* What to produce: Copy out the entries exactly, from the first line to the last.

* Information given:
----

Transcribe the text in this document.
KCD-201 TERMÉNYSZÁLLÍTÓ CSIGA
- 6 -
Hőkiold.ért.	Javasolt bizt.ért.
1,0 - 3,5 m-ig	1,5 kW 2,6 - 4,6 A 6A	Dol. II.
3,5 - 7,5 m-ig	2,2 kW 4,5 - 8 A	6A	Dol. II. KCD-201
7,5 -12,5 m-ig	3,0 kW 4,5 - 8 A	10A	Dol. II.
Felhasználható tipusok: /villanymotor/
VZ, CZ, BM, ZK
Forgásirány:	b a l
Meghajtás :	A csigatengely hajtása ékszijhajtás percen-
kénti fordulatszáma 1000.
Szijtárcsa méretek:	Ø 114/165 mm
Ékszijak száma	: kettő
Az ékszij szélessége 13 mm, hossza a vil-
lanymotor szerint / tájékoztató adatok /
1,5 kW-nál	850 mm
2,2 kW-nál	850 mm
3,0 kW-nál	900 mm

----

* Response to this exercise:
Transcribe the text in this document.
KCD-201 TERMÉNYSZÁLLÍTÓ CSIGA
- 6 -
Hőkiold.ért.	Javasolt bizt.ért.
1,0 - 3,5 m-ig	1,5 kW 2,6 - 4,6 A 6A	Dol. II.
3,5 - 7,5 m-ig	2,2 kW 4,5 - 8 A	6A	Dol. II. KCD-201
7,5 -12,5 m-ig	3,0 kW 4,5 - 8 A	10A	Dol. II.
Felhasználható tipusok: /villanymotor/
VZ, CZ, BM, ZK
Forgásirány:	b a l
Meghajtás :	A csigatengely hajtása ékszijhajtás percen-
kénti fordulatszáma 1000.
Szijtárcsa méretek:	Ø 114/165 mm
Ékszijak száma	: kettő
Az ékszij szélessége 13 mm, hossza a vil-
lanymotor szerint / tájékoztató adatok /
1,5 kW-nál	850 mm
2,2 kW-nál	850 mm
3,0 kW-nál	900 mm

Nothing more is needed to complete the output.